> _RECORDS FOR THIS EXERCISE_:
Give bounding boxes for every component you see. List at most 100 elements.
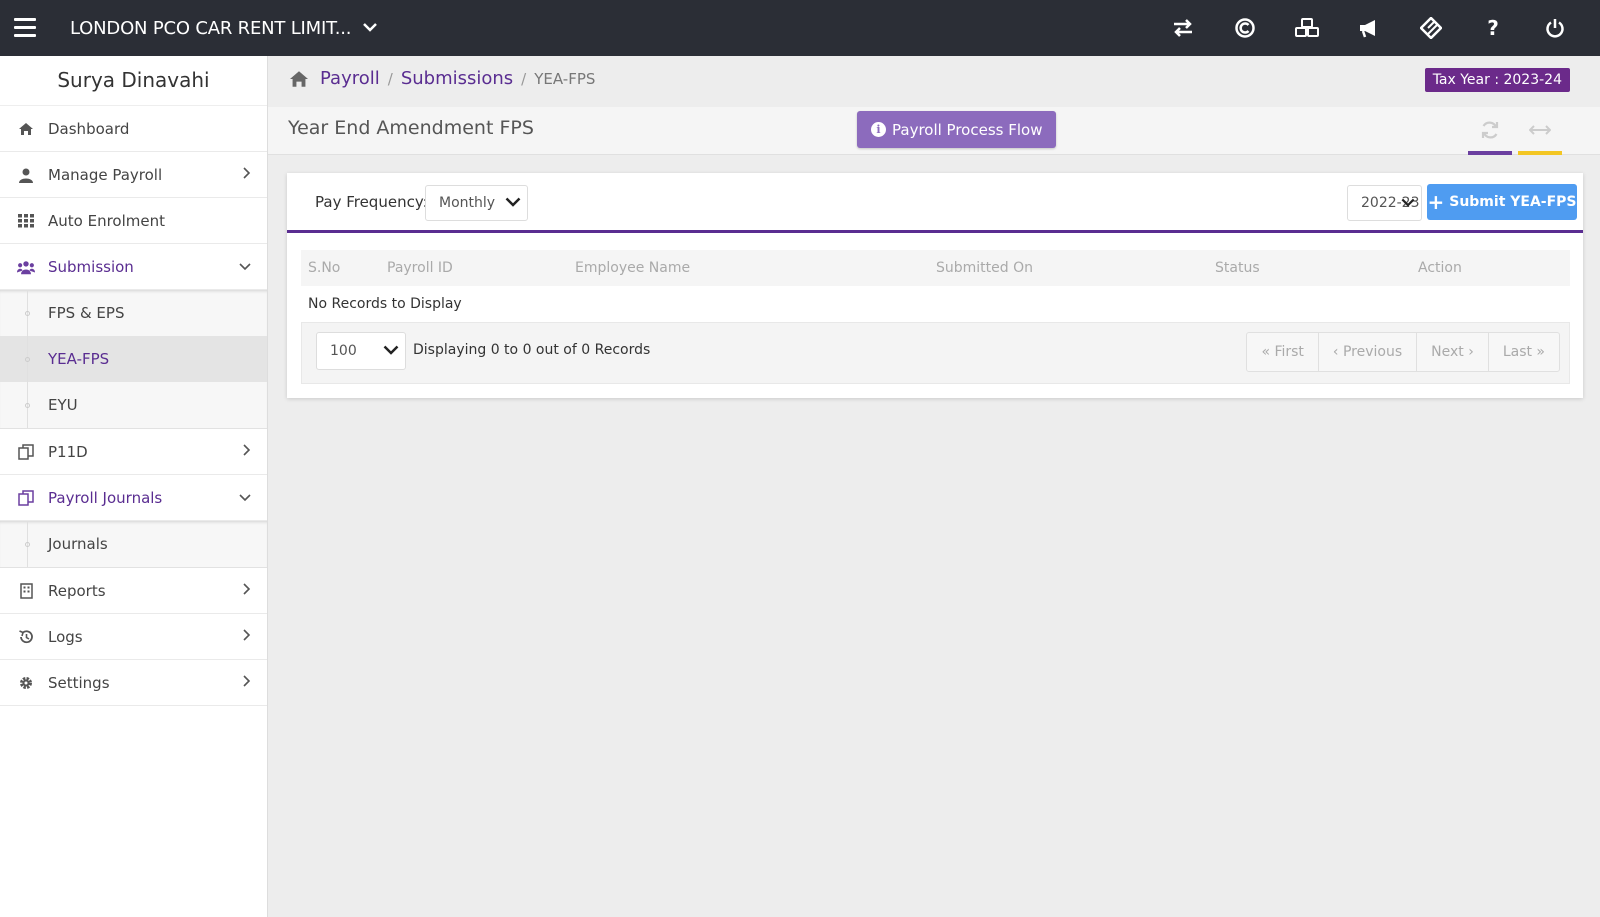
bullet-icon [25, 403, 30, 408]
building-icon [17, 568, 35, 614]
submit-yea-fps-button[interactable]: + Submit YEA-FPS [1427, 184, 1577, 220]
chevron-down-icon [383, 343, 399, 359]
chevron-right-icon [243, 660, 251, 706]
grid-icon [17, 198, 35, 244]
breadcrumb-payroll[interactable]: Payroll [320, 68, 380, 89]
gear-icon [17, 660, 35, 706]
user-icon [17, 152, 35, 198]
refresh-icon[interactable] [1468, 115, 1512, 145]
sidebar-item-reports[interactable]: Reports [0, 568, 267, 614]
sidebar-item-payroll-journals[interactable]: Payroll Journals [0, 475, 267, 521]
ticket-icon[interactable] [1400, 14, 1462, 42]
pagination-bar: 100 Displaying 0 to 0 out of 0 Records «… [301, 322, 1570, 384]
chevron-down-icon [505, 195, 521, 211]
chevron-down-icon [1401, 195, 1415, 211]
chevron-right-icon [243, 152, 251, 198]
sidebar-item-settings[interactable]: Settings [0, 660, 267, 706]
sidebar-subitem-yea-fps[interactable]: YEA-FPS [0, 336, 267, 382]
sidebar-item-submission[interactable]: Submission [0, 244, 267, 290]
sidebar-item-label: Dashboard [48, 120, 130, 138]
copy-icon [17, 429, 35, 475]
payroll-process-flow-button[interactable]: i Payroll Process Flow [857, 111, 1057, 148]
sidebar-item-logs[interactable]: Logs [0, 614, 267, 660]
sidebar-subitem-journals[interactable]: Journals [0, 521, 267, 567]
next-page-button[interactable]: Next › [1417, 333, 1489, 371]
sidebar-item-label: Manage Payroll [48, 166, 163, 184]
breadcrumb: Payroll / Submissions / YEA-FPS [288, 68, 595, 89]
bullet-icon [25, 357, 30, 362]
submission-submenu: FPS & EPS YEA-FPS EYU [0, 290, 267, 429]
company-selector[interactable]: LONDON PCO CAR RENT LIMIT... [70, 16, 377, 39]
cubes-icon[interactable] [1276, 14, 1338, 42]
column-header-employee-name[interactable]: Employee Name [575, 260, 690, 276]
sidebar-item-label: Submission [48, 258, 134, 276]
column-header-payroll-id[interactable]: Payroll ID [387, 260, 453, 276]
power-icon[interactable] [1524, 14, 1586, 42]
sidebar-item-label: Journals [48, 535, 108, 553]
chevron-right-icon [243, 568, 251, 614]
content-card: Pay Frequency: Monthly 2022-23 + Submit … [287, 173, 1583, 398]
switch-icon[interactable] [1152, 14, 1214, 42]
previous-page-button[interactable]: ‹ Previous [1319, 333, 1418, 371]
filter-bar: Pay Frequency: Monthly 2022-23 + Submit … [287, 173, 1583, 233]
column-header-sno[interactable]: S.No [308, 260, 340, 276]
expand-horizontal-icon[interactable] [1518, 115, 1562, 145]
users-icon [17, 244, 35, 290]
pay-frequency-label: Pay Frequency: [315, 193, 428, 211]
pay-frequency-select[interactable]: Monthly [425, 185, 528, 221]
page-size-select[interactable]: 100 [316, 332, 406, 370]
history-icon [17, 614, 35, 660]
sidebar-item-p11d[interactable]: P11D [0, 429, 267, 475]
page-title: Year End Amendment FPS [288, 117, 534, 139]
home-icon[interactable] [288, 70, 310, 88]
sidebar-item-auto-enrolment[interactable]: Auto Enrolment [0, 198, 267, 244]
year-select[interactable]: 2022-23 [1347, 185, 1422, 221]
sidebar-item-label: Auto Enrolment [48, 212, 165, 230]
sidebar-item-label: Reports [48, 582, 106, 600]
menu-toggle-icon[interactable] [14, 18, 36, 38]
user-name: Surya Dinavahi [0, 56, 267, 106]
chevron-right-icon [243, 429, 251, 475]
page-header: Year End Amendment FPS i Payroll Process… [268, 107, 1600, 155]
bullet-icon [25, 542, 30, 547]
sidebar-item-label: Settings [48, 674, 110, 692]
column-header-action: Action [1418, 260, 1462, 276]
help-icon[interactable]: ? [1462, 14, 1524, 42]
breadcrumb-bar: Payroll / Submissions / YEA-FPS Tax Year… [268, 56, 1600, 106]
sidebar-item-label: Logs [48, 628, 83, 646]
last-page-button[interactable]: Last » [1489, 333, 1559, 371]
sidebar-item-label: EYU [48, 396, 78, 414]
chevron-right-icon [243, 614, 251, 660]
chevron-down-icon [362, 16, 377, 37]
breadcrumb-submissions[interactable]: Submissions [401, 68, 513, 89]
sidebar-item-label: P11D [48, 443, 88, 461]
pagination-buttons: « First ‹ Previous Next › Last » [1246, 332, 1560, 372]
megaphone-icon[interactable] [1338, 14, 1400, 42]
sidebar-item-label: YEA-FPS [48, 350, 110, 368]
table-header: S.No Payroll ID Employee Name Submitted … [301, 250, 1570, 286]
first-page-button[interactable]: « First [1247, 333, 1319, 371]
column-header-submitted-on[interactable]: Submitted On [936, 260, 1033, 276]
sidebar-subitem-eyu[interactable]: EYU [0, 382, 267, 428]
submissions-table: S.No Payroll ID Employee Name Submitted … [301, 250, 1570, 384]
sidebar-subitem-fps-eps[interactable]: FPS & EPS [0, 290, 267, 336]
copyright-icon[interactable] [1214, 14, 1276, 42]
records-display-text: Displaying 0 to 0 out of 0 Records [413, 342, 651, 358]
chevron-down-icon [239, 244, 251, 290]
bullet-icon [25, 311, 30, 316]
home-icon [17, 106, 35, 152]
sidebar-item-dashboard[interactable]: Dashboard [0, 106, 267, 152]
plus-icon: + [1427, 190, 1445, 214]
journals-submenu: Journals [0, 521, 267, 568]
info-icon: i [871, 122, 886, 137]
sidebar-item-label: Payroll Journals [48, 489, 163, 507]
sidebar: Surya Dinavahi Dashboard Manage Payroll … [0, 56, 268, 917]
copy-icon [17, 475, 35, 521]
top-navbar: LONDON PCO CAR RENT LIMIT... ? [0, 0, 1600, 56]
sidebar-item-label: FPS & EPS [48, 304, 125, 322]
company-name: LONDON PCO CAR RENT LIMIT... [70, 18, 352, 39]
column-header-status[interactable]: Status [1215, 260, 1260, 276]
breadcrumb-current: YEA-FPS [534, 69, 596, 88]
sidebar-item-manage-payroll[interactable]: Manage Payroll [0, 152, 267, 198]
tax-year-badge: Tax Year : 2023-24 [1424, 68, 1570, 92]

> _WORK TO BE COMPLETED_:
Copy the listing above word for word, leaving out the picture.

> _THE ANSWER_:
Give bounding boxes for every component you see. List at most 100 elements.
bullet-icon [25, 403, 30, 408]
building-icon [17, 568, 35, 614]
submit-yea-fps-button[interactable]: + Submit YEA-FPS [1427, 184, 1577, 220]
chevron-down-icon [383, 343, 399, 359]
chevron-right-icon [243, 660, 251, 706]
grid-icon [17, 198, 35, 244]
breadcrumb-payroll[interactable]: Payroll [320, 68, 380, 89]
gear-icon [17, 660, 35, 706]
user-icon [17, 152, 35, 198]
refresh-icon[interactable] [1468, 115, 1512, 145]
sidebar-item-reports[interactable]: Reports [0, 568, 267, 614]
sidebar-item-payroll-journals[interactable]: Payroll Journals [0, 475, 267, 521]
ticket-icon[interactable] [1400, 14, 1462, 42]
pagination-bar: 100 Displaying 0 to 0 out of 0 Records «… [301, 322, 1570, 384]
chevron-down-icon [505, 195, 521, 211]
chevron-down-icon [1401, 195, 1415, 211]
chevron-right-icon [243, 152, 251, 198]
sidebar-item-settings[interactable]: Settings [0, 660, 267, 706]
sidebar-subitem-yea-fps[interactable]: YEA-FPS [0, 336, 267, 382]
sidebar-item-submission[interactable]: Submission [0, 244, 267, 290]
sidebar-item-label: Dashboard [48, 120, 130, 138]
copy-icon [17, 429, 35, 475]
payroll-process-flow-button[interactable]: i Payroll Process Flow [857, 111, 1057, 148]
sidebar-item-logs[interactable]: Logs [0, 614, 267, 660]
sidebar-subitem-journals[interactable]: Journals [0, 521, 267, 567]
next-page-button[interactable]: Next › [1417, 333, 1489, 371]
sidebar-item-label: Manage Payroll [48, 166, 163, 184]
breadcrumb: Payroll / Submissions / YEA-FPS [288, 68, 595, 89]
bullet-icon [25, 357, 30, 362]
submission-submenu: FPS & EPS YEA-FPS EYU [0, 290, 267, 429]
company-selector[interactable]: LONDON PCO CAR RENT LIMIT... [70, 16, 377, 39]
cubes-icon[interactable] [1276, 14, 1338, 42]
column-header-employee-name[interactable]: Employee Name [575, 260, 690, 276]
sidebar-item-label: Submission [48, 258, 134, 276]
column-header-payroll-id[interactable]: Payroll ID [387, 260, 453, 276]
power-icon[interactable] [1524, 14, 1586, 42]
sidebar-item-label: Journals [48, 535, 108, 553]
chevron-right-icon [243, 568, 251, 614]
content-card: Pay Frequency: Monthly 2022-23 + Submit … [287, 173, 1583, 398]
switch-icon[interactable] [1152, 14, 1214, 42]
previous-page-button[interactable]: ‹ Previous [1319, 333, 1418, 371]
filter-bar: Pay Frequency: Monthly 2022-23 + Submit … [287, 173, 1583, 233]
column-header-sno[interactable]: S.No [308, 260, 340, 276]
expand-horizontal-icon[interactable] [1518, 115, 1562, 145]
users-icon [17, 244, 35, 290]
pay-frequency-label: Pay Frequency: [315, 193, 428, 211]
pay-frequency-select[interactable]: Monthly [425, 185, 528, 221]
page-size-select[interactable]: 100 [316, 332, 406, 370]
history-icon [17, 614, 35, 660]
sidebar-item-p11d[interactable]: P11D [0, 429, 267, 475]
page-title: Year End Amendment FPS [288, 117, 534, 139]
home-icon[interactable] [288, 70, 310, 88]
sidebar-item-auto-enrolment[interactable]: Auto Enrolment [0, 198, 267, 244]
year-select[interactable]: 2022-23 [1347, 185, 1422, 221]
sidebar-item-label: Auto Enrolment [48, 212, 165, 230]
sidebar-item-label: Reports [48, 582, 106, 600]
menu-toggle-icon[interactable] [14, 18, 36, 38]
user-name: Surya Dinavahi [0, 56, 267, 106]
chevron-right-icon [243, 429, 251, 475]
page-header: Year End Amendment FPS i Payroll Process… [268, 107, 1600, 155]
bullet-icon [25, 542, 30, 547]
sidebar-item-label: Settings [48, 674, 110, 692]
column-header-action: Action [1418, 260, 1462, 276]
help-icon[interactable]: ? [1462, 14, 1524, 42]
breadcrumb-bar: Payroll / Submissions / YEA-FPS Tax Year… [268, 56, 1600, 106]
sidebar-item-label: Logs [48, 628, 83, 646]
last-page-button[interactable]: Last » [1489, 333, 1559, 371]
sidebar-item-label: EYU [48, 396, 78, 414]
chevron-right-icon [243, 614, 251, 660]
chevron-down-icon [362, 16, 377, 37]
breadcrumb-submissions[interactable]: Submissions [401, 68, 513, 89]
sidebar-item-label: P11D [48, 443, 88, 461]
pagination-buttons: « First ‹ Previous Next › Last » [1246, 332, 1560, 372]
megaphone-icon[interactable] [1338, 14, 1400, 42]
sidebar-item-label: YEA-FPS [48, 350, 110, 368]
table-header: S.No Payroll ID Employee Name Submitted … [301, 250, 1570, 286]
first-page-button[interactable]: « First [1247, 333, 1319, 371]
column-header-submitted-on[interactable]: Submitted On [936, 260, 1033, 276]
sidebar-subitem-eyu[interactable]: EYU [0, 382, 267, 428]
submissions-table: S.No Payroll ID Employee Name Submitted … [301, 250, 1570, 384]
sidebar-subitem-fps-eps[interactable]: FPS & EPS [0, 290, 267, 336]
copyright-icon[interactable] [1214, 14, 1276, 42]
records-display-text: Displaying 0 to 0 out of 0 Records [413, 342, 651, 358]
chevron-down-icon [239, 244, 251, 290]
bullet-icon [25, 311, 30, 316]
home-icon [17, 106, 35, 152]
sidebar-item-dashboard[interactable]: Dashboard [0, 106, 267, 152]
plus-icon: + [1427, 190, 1445, 214]
journals-submenu: Journals [0, 521, 267, 568]
info-icon: i [871, 122, 886, 137]
sidebar-item-label: Payroll Journals [48, 489, 163, 507]
sidebar: Surya Dinavahi Dashboard Manage Payroll … [0, 56, 268, 917]
copy-icon [17, 475, 35, 521]
top-navbar: LONDON PCO CAR RENT LIMIT... ? [0, 0, 1600, 56]
sidebar-item-label: FPS & EPS [48, 304, 125, 322]
company-name: LONDON PCO CAR RENT LIMIT... [70, 18, 352, 39]
column-header-status[interactable]: Status [1215, 260, 1260, 276]
breadcrumb-current: YEA-FPS [534, 69, 596, 88]
sidebar-item-manage-payroll[interactable]: Manage Payroll [0, 152, 267, 198]
tax-year-badge: Tax Year : 2023-24 [1424, 68, 1570, 92]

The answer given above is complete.